* **TASK OBJECTIVE**: Select the lines below containing the word "مشاور".

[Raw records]
########################################

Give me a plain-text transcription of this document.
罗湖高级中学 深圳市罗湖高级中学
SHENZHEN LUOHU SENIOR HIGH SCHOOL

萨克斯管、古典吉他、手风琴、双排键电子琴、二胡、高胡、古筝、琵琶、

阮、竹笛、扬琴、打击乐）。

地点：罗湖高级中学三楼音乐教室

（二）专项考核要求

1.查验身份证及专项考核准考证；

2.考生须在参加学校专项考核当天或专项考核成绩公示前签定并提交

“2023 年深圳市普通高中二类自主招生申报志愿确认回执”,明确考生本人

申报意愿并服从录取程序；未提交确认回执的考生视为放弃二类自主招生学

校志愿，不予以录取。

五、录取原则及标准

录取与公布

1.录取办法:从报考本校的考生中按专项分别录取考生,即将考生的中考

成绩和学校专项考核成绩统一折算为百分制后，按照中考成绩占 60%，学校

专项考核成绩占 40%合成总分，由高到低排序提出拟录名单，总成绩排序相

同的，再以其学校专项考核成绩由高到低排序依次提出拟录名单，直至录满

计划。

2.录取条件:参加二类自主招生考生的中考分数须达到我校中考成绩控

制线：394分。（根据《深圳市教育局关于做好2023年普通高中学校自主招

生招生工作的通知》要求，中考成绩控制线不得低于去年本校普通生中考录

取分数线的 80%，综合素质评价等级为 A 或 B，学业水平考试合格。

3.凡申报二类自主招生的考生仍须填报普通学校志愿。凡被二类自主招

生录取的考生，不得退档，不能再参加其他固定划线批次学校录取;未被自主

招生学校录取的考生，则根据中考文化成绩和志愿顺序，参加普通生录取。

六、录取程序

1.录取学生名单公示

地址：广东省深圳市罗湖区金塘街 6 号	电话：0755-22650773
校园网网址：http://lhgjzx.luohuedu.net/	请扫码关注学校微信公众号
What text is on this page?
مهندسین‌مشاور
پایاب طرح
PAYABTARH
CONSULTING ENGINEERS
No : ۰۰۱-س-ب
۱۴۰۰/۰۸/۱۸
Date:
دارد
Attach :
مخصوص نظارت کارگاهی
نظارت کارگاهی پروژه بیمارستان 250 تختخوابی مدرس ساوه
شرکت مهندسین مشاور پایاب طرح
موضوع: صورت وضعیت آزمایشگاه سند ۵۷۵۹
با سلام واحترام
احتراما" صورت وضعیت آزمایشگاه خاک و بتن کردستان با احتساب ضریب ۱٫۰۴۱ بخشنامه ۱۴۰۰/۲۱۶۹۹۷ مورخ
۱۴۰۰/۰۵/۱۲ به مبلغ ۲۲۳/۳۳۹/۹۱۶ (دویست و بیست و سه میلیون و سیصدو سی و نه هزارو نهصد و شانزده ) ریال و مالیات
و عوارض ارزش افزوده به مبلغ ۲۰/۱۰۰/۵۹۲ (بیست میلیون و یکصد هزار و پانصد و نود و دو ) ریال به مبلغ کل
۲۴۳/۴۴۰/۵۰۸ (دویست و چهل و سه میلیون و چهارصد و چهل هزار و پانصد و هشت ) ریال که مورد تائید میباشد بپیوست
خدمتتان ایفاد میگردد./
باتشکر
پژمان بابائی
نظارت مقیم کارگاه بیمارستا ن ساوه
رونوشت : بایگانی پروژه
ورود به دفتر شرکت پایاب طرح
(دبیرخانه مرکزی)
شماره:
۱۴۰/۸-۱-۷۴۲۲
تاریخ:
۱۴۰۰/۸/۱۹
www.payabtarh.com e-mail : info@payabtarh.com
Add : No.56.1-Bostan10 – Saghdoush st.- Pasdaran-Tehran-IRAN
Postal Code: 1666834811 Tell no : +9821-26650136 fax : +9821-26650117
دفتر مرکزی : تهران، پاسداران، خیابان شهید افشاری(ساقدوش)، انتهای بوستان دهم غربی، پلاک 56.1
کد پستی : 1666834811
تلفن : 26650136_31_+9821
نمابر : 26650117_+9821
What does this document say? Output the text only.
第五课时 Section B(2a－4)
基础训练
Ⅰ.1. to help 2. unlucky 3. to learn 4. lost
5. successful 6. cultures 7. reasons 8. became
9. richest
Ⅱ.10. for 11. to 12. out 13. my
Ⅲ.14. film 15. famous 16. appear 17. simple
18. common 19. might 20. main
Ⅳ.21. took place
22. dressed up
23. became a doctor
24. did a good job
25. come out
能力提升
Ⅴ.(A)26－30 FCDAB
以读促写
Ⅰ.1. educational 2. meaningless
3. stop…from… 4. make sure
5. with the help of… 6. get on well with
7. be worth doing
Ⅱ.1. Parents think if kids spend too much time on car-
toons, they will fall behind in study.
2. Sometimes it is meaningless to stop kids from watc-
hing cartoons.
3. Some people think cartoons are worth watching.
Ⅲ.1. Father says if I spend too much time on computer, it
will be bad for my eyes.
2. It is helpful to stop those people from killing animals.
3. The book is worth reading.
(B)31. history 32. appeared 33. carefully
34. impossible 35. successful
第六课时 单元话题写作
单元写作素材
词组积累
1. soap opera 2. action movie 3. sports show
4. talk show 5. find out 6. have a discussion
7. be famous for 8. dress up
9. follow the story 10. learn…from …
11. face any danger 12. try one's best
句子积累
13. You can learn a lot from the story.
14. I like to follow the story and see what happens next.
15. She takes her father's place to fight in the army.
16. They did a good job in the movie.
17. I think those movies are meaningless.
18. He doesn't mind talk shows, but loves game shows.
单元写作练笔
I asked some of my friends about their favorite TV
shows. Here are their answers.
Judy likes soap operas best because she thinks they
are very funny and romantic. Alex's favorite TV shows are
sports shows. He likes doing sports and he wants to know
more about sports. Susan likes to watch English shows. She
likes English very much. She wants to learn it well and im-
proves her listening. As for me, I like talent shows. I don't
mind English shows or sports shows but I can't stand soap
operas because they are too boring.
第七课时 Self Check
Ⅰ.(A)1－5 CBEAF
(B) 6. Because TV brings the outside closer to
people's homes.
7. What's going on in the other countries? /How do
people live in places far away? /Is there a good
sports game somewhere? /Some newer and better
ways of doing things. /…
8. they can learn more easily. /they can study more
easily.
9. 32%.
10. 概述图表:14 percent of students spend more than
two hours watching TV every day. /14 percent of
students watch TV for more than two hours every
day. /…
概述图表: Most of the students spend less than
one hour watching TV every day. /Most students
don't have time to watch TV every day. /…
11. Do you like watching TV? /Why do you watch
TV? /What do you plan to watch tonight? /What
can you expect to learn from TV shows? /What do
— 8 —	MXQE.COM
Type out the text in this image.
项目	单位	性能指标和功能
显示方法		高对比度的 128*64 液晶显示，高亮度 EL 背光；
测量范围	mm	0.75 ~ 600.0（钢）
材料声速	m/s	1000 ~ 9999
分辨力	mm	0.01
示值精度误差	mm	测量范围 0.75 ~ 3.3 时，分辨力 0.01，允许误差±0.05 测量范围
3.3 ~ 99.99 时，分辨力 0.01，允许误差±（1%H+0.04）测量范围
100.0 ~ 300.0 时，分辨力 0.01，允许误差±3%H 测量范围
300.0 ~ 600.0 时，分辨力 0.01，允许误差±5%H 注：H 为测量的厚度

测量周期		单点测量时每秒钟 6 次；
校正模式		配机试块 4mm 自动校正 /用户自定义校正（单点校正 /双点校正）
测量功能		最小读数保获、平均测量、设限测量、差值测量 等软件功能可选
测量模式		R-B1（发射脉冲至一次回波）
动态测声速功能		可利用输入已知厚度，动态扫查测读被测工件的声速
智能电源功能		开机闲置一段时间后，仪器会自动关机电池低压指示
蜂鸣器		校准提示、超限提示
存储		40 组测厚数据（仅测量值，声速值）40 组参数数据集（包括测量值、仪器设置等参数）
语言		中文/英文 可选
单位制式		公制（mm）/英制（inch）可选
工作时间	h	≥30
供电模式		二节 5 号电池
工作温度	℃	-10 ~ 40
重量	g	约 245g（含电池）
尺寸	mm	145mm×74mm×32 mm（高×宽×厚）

########################################

* **OUTPUT FOR THIS TASK**:
مهندسین‌مشاور
شرکت مهندسین مشاور پایاب طرح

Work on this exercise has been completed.